→ **What you will do**
Print the records below exactly as they appear.

**** Dataset content

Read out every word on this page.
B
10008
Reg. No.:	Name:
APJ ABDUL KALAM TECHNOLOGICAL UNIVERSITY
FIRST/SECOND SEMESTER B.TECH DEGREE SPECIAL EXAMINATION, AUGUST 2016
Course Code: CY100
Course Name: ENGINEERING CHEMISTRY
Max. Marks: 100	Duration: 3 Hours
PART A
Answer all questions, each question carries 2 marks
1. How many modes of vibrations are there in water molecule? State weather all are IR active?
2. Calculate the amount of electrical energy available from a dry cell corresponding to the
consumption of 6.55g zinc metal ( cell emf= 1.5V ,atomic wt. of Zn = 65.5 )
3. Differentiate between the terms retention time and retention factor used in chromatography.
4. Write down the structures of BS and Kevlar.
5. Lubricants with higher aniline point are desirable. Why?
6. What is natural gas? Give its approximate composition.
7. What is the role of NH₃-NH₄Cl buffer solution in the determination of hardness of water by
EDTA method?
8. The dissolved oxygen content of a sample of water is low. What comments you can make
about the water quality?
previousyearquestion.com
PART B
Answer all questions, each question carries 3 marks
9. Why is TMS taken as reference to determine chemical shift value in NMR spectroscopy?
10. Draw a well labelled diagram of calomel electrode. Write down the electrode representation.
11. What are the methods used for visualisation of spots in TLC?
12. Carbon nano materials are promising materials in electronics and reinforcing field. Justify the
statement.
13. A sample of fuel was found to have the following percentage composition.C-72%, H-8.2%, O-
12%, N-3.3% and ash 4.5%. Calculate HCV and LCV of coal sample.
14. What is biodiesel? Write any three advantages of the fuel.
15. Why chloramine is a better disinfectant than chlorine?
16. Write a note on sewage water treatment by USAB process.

********

→ **Result below**
Read out every word on this page.
B
10008
Reg. No.:	Name:
APJ ABDUL KALAM TECHNOLOGICAL UNIVERSITY
FIRST/SECOND SEMESTER B.TECH DEGREE SPECIAL EXAMINATION, AUGUST 2016
Course Code: CY100
Course Name: ENGINEERING CHEMISTRY
Max. Marks: 100	Duration: 3 Hours
PART A
Answer all questions, each question carries 2 marks
1. How many modes of vibrations are there in water molecule? State weather all are IR active?
2. Calculate the amount of electrical energy available from a dry cell corresponding to the
consumption of 6.55g zinc metal ( cell emf= 1.5V ,atomic wt. of Zn = 65.5 )
3. Differentiate between the terms retention time and retention factor used in chromatography.
4. Write down the structures of BS and Kevlar.
5. Lubricants with higher aniline point are desirable. Why?
6. What is natural gas? Give its approximate composition.
7. What is the role of NH₃-NH₄Cl buffer solution in the determination of hardness of water by
EDTA method?
8. The dissolved oxygen content of a sample of water is low. What comments you can make
about the water quality?
previousyearquestion.com
PART B
Answer all questions, each question carries 3 marks
9. Why is TMS taken as reference to determine chemical shift value in NMR spectroscopy?
10. Draw a well labelled diagram of calomel electrode. Write down the electrode representation.
11. What are the methods used for visualisation of spots in TLC?
12. Carbon nano materials are promising materials in electronics and reinforcing field. Justify the
statement.
13. A sample of fuel was found to have the following percentage composition.C-72%, H-8.2%, O-
12%, N-3.3% and ash 4.5%. Calculate HCV and LCV of coal sample.
14. What is biodiesel? Write any three advantages of the fuel.
15. Why chloramine is a better disinfectant than chlorine?
16. Write a note on sewage water treatment by USAB process.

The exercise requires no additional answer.